*Task goal:*
Give the number of lines containing the word "ylabel", and nothing else.

(Entries with figure data)

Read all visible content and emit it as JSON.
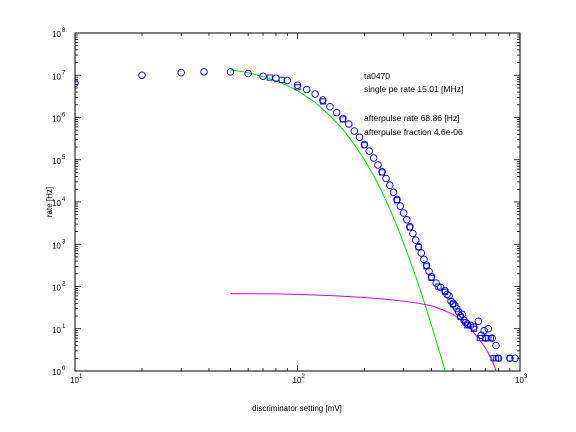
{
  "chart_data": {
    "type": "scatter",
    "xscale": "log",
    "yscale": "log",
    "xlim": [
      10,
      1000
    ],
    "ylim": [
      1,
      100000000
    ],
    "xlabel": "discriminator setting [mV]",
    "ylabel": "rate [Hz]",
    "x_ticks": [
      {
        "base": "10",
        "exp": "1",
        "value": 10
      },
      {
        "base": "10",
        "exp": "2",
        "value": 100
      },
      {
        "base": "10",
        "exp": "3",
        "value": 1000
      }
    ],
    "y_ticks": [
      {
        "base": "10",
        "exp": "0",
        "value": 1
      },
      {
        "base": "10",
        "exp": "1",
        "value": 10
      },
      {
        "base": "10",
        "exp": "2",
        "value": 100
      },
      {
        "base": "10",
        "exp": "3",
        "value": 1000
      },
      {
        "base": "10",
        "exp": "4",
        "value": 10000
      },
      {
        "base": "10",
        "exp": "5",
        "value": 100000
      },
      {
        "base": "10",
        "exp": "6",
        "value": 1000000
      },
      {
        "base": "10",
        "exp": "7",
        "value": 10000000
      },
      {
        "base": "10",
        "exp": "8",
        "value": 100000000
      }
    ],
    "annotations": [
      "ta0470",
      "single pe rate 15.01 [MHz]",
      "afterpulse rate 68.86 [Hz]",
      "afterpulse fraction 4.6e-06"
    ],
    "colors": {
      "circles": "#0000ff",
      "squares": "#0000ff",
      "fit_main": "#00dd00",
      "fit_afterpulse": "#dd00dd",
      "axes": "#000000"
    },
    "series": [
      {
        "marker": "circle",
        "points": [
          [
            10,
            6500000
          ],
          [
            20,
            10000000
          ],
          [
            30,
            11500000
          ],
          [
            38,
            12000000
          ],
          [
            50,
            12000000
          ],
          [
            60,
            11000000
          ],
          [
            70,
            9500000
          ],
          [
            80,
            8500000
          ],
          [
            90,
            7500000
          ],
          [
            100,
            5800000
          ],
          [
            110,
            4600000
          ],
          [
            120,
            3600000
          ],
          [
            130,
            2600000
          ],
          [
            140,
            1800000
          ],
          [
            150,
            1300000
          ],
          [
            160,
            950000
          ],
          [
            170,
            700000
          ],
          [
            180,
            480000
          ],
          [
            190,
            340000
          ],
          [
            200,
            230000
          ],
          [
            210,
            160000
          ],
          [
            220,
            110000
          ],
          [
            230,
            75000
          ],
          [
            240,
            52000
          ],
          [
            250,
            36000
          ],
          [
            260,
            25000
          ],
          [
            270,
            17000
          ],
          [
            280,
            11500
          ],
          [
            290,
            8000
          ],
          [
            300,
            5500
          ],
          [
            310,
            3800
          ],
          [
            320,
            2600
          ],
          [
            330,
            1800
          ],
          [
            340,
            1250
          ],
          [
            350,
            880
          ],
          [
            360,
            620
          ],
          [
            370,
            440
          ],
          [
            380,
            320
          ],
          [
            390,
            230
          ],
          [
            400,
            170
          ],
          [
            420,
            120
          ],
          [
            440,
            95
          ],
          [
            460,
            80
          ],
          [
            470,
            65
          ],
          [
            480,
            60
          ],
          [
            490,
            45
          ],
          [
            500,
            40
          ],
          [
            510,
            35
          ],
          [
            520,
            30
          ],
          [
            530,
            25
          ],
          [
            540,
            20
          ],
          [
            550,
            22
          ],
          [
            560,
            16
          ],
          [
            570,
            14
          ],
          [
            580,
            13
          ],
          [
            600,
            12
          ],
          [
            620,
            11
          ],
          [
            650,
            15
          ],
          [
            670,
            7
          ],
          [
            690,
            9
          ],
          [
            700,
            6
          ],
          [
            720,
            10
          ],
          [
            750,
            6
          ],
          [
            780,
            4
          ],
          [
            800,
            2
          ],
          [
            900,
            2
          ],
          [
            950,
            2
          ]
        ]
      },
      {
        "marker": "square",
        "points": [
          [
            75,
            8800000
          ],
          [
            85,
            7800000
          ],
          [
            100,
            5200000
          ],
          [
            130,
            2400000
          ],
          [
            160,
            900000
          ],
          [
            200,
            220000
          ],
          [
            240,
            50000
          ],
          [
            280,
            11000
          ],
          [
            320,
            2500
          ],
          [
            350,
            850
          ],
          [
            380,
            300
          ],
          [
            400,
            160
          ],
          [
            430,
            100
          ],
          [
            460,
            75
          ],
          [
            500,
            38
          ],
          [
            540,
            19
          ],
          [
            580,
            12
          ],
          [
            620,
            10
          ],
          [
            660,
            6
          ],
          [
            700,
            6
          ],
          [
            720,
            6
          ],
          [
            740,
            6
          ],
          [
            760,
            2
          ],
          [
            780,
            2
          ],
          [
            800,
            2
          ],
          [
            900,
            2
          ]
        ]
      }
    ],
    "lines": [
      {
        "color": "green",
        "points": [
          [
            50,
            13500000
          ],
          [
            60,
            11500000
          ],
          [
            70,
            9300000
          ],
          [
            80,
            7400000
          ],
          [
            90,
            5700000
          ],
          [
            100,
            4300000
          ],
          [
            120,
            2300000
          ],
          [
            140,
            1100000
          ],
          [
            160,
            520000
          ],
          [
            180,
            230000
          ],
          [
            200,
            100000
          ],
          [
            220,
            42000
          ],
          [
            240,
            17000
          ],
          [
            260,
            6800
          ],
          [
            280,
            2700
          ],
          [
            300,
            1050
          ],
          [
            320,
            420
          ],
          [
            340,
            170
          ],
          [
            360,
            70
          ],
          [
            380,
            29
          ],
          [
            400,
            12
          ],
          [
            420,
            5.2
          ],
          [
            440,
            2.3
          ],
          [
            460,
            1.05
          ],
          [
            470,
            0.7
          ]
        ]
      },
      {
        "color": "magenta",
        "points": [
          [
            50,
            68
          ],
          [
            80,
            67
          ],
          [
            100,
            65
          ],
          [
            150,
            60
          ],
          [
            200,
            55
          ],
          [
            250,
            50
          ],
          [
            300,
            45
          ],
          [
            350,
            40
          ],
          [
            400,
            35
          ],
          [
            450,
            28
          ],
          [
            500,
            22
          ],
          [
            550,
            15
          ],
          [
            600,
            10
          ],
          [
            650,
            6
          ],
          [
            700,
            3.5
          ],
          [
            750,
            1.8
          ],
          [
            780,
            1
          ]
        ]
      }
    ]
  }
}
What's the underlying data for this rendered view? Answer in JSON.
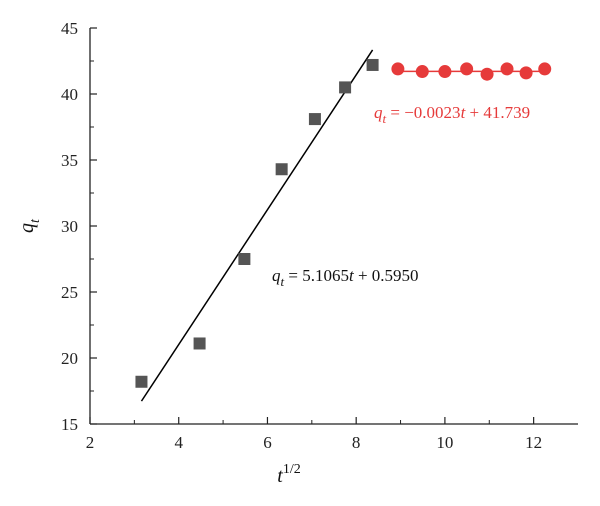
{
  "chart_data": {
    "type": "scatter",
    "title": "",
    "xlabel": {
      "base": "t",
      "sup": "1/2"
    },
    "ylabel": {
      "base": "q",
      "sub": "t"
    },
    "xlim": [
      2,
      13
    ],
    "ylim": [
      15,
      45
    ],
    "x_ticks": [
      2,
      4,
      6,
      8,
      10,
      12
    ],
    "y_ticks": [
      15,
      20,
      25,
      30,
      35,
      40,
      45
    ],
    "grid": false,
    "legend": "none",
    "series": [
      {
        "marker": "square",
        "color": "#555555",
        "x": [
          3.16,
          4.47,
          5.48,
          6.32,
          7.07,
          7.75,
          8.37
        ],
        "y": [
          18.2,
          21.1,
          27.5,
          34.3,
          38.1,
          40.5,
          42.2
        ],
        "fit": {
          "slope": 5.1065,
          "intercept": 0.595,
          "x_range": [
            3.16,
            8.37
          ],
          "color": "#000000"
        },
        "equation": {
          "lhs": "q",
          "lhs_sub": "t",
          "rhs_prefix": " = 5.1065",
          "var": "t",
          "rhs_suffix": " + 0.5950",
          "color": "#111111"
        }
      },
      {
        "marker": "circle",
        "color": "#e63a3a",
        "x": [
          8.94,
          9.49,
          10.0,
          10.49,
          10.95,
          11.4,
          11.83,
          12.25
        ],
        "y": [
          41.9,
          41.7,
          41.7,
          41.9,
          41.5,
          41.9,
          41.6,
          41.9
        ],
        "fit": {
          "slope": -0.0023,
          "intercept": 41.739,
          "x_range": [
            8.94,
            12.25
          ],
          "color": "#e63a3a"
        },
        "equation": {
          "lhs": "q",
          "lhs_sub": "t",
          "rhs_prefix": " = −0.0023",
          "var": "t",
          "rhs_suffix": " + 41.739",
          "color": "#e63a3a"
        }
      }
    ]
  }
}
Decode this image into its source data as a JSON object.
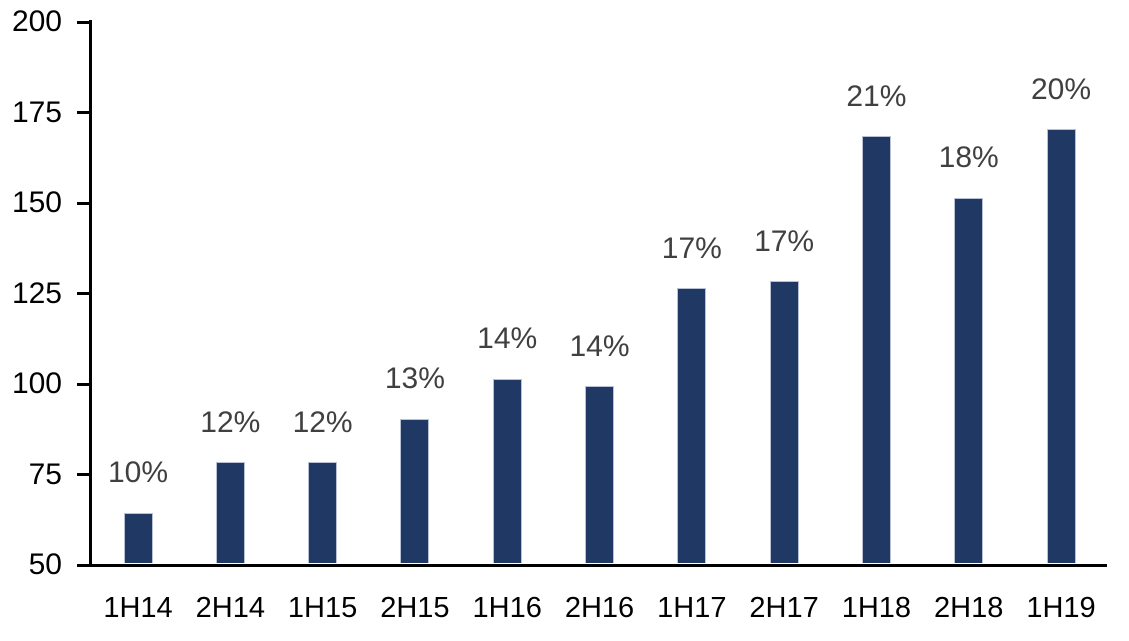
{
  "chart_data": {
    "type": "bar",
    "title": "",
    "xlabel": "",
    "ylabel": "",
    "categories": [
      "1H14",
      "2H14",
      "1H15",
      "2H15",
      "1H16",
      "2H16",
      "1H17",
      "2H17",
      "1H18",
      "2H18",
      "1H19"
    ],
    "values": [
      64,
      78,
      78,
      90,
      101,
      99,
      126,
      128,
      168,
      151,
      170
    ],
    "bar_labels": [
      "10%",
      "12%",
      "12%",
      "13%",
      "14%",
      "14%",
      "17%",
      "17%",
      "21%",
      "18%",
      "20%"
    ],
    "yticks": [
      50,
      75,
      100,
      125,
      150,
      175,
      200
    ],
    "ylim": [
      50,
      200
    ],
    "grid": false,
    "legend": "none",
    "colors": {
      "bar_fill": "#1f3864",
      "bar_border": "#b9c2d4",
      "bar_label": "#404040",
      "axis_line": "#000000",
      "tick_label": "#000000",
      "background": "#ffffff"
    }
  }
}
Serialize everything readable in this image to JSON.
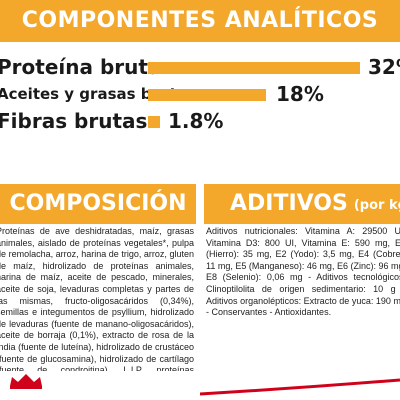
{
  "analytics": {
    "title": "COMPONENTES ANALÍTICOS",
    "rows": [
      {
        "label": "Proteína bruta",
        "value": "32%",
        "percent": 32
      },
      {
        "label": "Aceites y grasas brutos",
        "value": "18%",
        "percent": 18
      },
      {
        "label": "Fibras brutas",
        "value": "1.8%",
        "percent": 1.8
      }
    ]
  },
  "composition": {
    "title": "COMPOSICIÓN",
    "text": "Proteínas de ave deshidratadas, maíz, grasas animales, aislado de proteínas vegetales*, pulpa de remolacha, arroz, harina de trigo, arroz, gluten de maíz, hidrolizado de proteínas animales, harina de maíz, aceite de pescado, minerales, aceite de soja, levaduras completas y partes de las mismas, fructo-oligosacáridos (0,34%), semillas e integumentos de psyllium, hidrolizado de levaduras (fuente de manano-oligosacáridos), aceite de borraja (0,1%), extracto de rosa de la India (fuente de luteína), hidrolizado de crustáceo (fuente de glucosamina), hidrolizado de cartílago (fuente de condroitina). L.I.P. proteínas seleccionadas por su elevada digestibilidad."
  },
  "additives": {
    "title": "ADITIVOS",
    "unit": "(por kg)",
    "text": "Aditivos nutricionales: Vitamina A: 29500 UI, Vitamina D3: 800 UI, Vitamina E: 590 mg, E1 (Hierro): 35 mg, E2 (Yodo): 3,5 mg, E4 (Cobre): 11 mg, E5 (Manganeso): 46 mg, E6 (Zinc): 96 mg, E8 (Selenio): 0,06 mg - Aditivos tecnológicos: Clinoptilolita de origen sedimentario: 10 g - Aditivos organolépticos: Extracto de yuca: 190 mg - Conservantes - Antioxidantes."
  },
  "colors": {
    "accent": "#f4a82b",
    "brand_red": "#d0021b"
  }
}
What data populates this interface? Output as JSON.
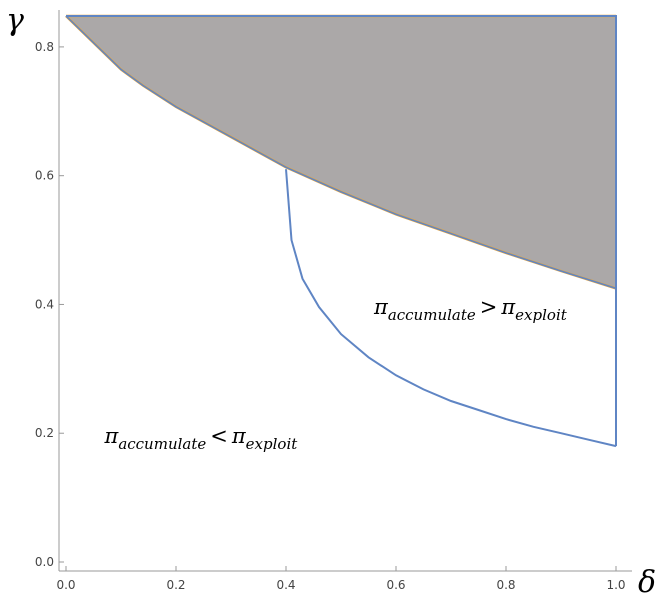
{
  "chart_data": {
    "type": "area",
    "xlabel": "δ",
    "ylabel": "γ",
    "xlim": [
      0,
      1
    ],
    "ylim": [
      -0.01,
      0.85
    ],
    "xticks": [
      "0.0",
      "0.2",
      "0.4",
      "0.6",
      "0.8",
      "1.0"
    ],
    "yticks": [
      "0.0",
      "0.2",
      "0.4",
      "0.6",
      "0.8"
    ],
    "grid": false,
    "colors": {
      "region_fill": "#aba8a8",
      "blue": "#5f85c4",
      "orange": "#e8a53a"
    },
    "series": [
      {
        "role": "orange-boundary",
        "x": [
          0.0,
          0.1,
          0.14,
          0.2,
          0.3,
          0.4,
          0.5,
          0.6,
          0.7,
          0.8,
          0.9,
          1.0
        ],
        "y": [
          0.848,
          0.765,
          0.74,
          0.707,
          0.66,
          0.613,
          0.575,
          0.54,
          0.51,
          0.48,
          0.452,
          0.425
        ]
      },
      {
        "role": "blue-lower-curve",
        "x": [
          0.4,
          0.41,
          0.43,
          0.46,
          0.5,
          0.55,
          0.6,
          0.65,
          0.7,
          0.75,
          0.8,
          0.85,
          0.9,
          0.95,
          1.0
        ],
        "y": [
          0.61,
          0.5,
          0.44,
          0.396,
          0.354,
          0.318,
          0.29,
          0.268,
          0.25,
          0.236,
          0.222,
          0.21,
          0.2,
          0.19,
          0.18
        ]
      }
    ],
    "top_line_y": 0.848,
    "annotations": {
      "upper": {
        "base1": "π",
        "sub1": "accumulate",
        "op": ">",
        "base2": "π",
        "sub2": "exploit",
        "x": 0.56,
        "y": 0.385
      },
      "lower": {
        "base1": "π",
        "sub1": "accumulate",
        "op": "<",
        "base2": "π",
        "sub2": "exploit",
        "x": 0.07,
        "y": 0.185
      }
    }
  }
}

*Reply:*
4